● Your goal
Return all the data, word for word.

Dataset rows
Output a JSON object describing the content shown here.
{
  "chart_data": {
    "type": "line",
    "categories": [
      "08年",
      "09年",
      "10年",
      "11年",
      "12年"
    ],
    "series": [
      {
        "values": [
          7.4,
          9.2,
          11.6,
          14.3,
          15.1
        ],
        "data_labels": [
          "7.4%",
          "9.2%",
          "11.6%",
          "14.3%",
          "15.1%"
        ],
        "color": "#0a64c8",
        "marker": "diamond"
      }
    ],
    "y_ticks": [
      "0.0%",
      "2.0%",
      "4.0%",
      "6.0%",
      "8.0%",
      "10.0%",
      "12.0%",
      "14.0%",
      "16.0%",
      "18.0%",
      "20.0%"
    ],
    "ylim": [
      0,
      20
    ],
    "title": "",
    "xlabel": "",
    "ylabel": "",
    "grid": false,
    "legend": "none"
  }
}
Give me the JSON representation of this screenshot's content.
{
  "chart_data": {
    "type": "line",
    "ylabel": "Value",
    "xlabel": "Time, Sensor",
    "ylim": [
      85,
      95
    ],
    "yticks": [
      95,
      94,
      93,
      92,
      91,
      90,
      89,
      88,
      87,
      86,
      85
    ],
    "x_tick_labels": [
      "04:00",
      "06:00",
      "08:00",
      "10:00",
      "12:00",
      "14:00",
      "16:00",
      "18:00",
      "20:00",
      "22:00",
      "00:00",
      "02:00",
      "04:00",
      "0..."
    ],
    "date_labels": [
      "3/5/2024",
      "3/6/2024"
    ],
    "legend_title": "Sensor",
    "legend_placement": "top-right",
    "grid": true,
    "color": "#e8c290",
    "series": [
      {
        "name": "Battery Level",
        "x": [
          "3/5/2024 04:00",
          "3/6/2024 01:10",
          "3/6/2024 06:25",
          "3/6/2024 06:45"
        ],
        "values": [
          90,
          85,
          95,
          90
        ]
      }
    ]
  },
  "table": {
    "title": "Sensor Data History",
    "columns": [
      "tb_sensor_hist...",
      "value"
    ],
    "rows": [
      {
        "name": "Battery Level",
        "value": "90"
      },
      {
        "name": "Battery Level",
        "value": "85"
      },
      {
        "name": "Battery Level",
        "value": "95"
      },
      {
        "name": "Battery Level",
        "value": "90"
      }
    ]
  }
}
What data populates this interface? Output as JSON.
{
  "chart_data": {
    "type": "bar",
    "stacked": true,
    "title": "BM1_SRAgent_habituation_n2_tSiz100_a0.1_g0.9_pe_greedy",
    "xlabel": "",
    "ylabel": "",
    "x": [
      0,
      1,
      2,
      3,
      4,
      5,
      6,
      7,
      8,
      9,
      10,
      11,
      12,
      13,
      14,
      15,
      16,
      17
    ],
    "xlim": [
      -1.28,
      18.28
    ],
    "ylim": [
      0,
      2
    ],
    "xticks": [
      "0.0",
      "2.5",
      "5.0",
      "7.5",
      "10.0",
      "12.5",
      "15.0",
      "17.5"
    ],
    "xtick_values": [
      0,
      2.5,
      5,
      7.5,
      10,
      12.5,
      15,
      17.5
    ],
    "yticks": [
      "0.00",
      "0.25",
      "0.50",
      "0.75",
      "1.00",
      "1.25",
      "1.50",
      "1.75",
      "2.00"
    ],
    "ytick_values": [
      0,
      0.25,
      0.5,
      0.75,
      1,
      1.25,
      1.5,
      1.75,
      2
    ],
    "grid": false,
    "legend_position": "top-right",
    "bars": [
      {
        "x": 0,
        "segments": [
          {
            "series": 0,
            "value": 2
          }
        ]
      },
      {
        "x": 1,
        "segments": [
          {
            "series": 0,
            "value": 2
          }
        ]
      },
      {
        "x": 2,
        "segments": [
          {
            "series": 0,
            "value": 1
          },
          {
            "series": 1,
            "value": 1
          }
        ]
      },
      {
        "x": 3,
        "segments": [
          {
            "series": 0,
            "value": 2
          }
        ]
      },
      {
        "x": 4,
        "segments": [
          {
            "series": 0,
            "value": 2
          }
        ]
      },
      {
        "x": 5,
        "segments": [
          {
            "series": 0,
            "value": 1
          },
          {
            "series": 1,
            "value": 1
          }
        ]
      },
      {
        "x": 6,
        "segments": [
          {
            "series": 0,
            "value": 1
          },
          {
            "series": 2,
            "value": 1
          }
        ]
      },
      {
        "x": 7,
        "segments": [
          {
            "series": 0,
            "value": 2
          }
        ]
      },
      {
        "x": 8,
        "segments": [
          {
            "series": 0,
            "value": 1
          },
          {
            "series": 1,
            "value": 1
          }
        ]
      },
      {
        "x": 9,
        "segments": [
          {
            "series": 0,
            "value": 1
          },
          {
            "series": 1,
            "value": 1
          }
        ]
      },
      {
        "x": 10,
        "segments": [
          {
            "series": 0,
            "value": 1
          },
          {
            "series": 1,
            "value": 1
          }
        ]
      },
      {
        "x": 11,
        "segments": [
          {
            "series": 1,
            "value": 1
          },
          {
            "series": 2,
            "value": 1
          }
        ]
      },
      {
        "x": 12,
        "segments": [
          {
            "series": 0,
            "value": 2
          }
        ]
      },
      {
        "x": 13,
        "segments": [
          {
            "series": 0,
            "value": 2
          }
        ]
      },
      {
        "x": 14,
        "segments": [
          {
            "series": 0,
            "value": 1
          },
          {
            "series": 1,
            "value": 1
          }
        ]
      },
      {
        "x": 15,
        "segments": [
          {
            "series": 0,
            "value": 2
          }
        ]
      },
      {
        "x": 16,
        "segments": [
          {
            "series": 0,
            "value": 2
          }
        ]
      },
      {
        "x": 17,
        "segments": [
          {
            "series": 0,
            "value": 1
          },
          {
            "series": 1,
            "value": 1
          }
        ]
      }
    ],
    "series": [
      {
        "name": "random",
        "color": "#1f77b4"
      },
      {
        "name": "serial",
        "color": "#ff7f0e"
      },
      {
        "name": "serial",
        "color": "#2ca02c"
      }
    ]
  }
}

● Written reply
Output a JSON object describing the content shown here.
{
  "chart_data": {
    "type": "line",
    "categories": [
      "08年",
      "09年",
      "10年",
      "11年",
      "12年"
    ],
    "series": [
      {
        "values": [
          7.4,
          9.2,
          11.6,
          14.3,
          15.1
        ],
        "data_labels": [
          "7.4%",
          "9.2%",
          "11.6%",
          "14.3%",
          "15.1%"
        ],
        "color": "#0a64c8",
        "marker": "diamond"
      }
    ],
    "y_ticks": [
      "0.0%",
      "2.0%",
      "4.0%",
      "6.0%",
      "8.0%",
      "10.0%",
      "12.0%",
      "14.0%",
      "16.0%",
      "18.0%",
      "20.0%"
    ],
    "ylim": [
      0,
      20
    ],
    "title": "",
    "xlabel": "",
    "ylabel": "",
    "grid": false,
    "legend": "none"
  }
}
Give me the JSON representation of this screenshot's content.
{
  "chart_data": {
    "type": "line",
    "ylabel": "Value",
    "xlabel": "Time, Sensor",
    "ylim": [
      85,
      95
    ],
    "yticks": [
      95,
      94,
      93,
      92,
      91,
      90,
      89,
      88,
      87,
      86,
      85
    ],
    "x_tick_labels": [
      "04:00",
      "06:00",
      "08:00",
      "10:00",
      "12:00",
      "14:00",
      "16:00",
      "18:00",
      "20:00",
      "22:00",
      "00:00",
      "02:00",
      "04:00",
      "0..."
    ],
    "date_labels": [
      "3/5/2024",
      "3/6/2024"
    ],
    "legend_title": "Sensor",
    "legend_placement": "top-right",
    "grid": true,
    "color": "#e8c290",
    "series": [
      {
        "name": "Battery Level",
        "x": [
          "3/5/2024 04:00",
          "3/6/2024 01:10",
          "3/6/2024 06:25",
          "3/6/2024 06:45"
        ],
        "values": [
          90,
          85,
          95,
          90
        ]
      }
    ]
  },
  "table": {
    "title": "Sensor Data History",
    "columns": [
      "tb_sensor_hist...",
      "value"
    ],
    "rows": [
      {
        "name": "Battery Level",
        "value": "90"
      },
      {
        "name": "Battery Level",
        "value": "85"
      },
      {
        "name": "Battery Level",
        "value": "95"
      },
      {
        "name": "Battery Level",
        "value": "90"
      }
    ]
  }
}
What data populates this interface? Output as JSON.
{
  "chart_data": {
    "type": "bar",
    "stacked": true,
    "title": "BM1_SRAgent_habituation_n2_tSiz100_a0.1_g0.9_pe_greedy",
    "xlabel": "",
    "ylabel": "",
    "x": [
      0,
      1,
      2,
      3,
      4,
      5,
      6,
      7,
      8,
      9,
      10,
      11,
      12,
      13,
      14,
      15,
      16,
      17
    ],
    "xlim": [
      -1.28,
      18.28
    ],
    "ylim": [
      0,
      2
    ],
    "xticks": [
      "0.0",
      "2.5",
      "5.0",
      "7.5",
      "10.0",
      "12.5",
      "15.0",
      "17.5"
    ],
    "xtick_values": [
      0,
      2.5,
      5,
      7.5,
      10,
      12.5,
      15,
      17.5
    ],
    "yticks": [
      "0.00",
      "0.25",
      "0.50",
      "0.75",
      "1.00",
      "1.25",
      "1.50",
      "1.75",
      "2.00"
    ],
    "ytick_values": [
      0,
      0.25,
      0.5,
      0.75,
      1,
      1.25,
      1.5,
      1.75,
      2
    ],
    "grid": false,
    "legend_position": "top-right",
    "bars": [
      {
        "x": 0,
        "segments": [
          {
            "series": 0,
            "value": 2
          }
        ]
      },
      {
        "x": 1,
        "segments": [
          {
            "series": 0,
            "value": 2
          }
        ]
      },
      {
        "x": 2,
        "segments": [
          {
            "series": 0,
            "value": 1
          },
          {
            "series": 1,
            "value": 1
          }
        ]
      },
      {
        "x": 3,
        "segments": [
          {
            "series": 0,
            "value": 2
          }
        ]
      },
      {
        "x": 4,
        "segments": [
          {
            "series": 0,
            "value": 2
          }
        ]
      },
      {
        "x": 5,
        "segments": [
          {
            "series": 0,
            "value": 1
          },
          {
            "series": 1,
            "value": 1
          }
        ]
      },
      {
        "x": 6,
        "segments": [
          {
            "series": 0,
            "value": 1
          },
          {
            "series": 2,
            "value": 1
          }
        ]
      },
      {
        "x": 7,
        "segments": [
          {
            "series": 0,
            "value": 2
          }
        ]
      },
      {
        "x": 8,
        "segments": [
          {
            "series": 0,
            "value": 1
          },
          {
            "series": 1,
            "value": 1
          }
        ]
      },
      {
        "x": 9,
        "segments": [
          {
            "series": 0,
            "value": 1
          },
          {
            "series": 1,
            "value": 1
          }
        ]
      },
      {
        "x": 10,
        "segments": [
          {
            "series": 0,
            "value": 1
          },
          {
            "series": 1,
            "value": 1
          }
        ]
      },
      {
        "x": 11,
        "segments": [
          {
            "series": 1,
            "value": 1
          },
          {
            "series": 2,
            "value": 1
          }
        ]
      },
      {
        "x": 12,
        "segments": [
          {
            "series": 0,
            "value": 2
          }
        ]
      },
      {
        "x": 13,
        "segments": [
          {
            "series": 0,
            "value": 2
          }
        ]
      },
      {
        "x": 14,
        "segments": [
          {
            "series": 0,
            "value": 1
          },
          {
            "series": 1,
            "value": 1
          }
        ]
      },
      {
        "x": 15,
        "segments": [
          {
            "series": 0,
            "value": 2
          }
        ]
      },
      {
        "x": 16,
        "segments": [
          {
            "series": 0,
            "value": 2
          }
        ]
      },
      {
        "x": 17,
        "segments": [
          {
            "series": 0,
            "value": 1
          },
          {
            "series": 1,
            "value": 1
          }
        ]
      }
    ],
    "series": [
      {
        "name": "random",
        "color": "#1f77b4"
      },
      {
        "name": "serial",
        "color": "#ff7f0e"
      },
      {
        "name": "serial",
        "color": "#2ca02c"
      }
    ]
  }
}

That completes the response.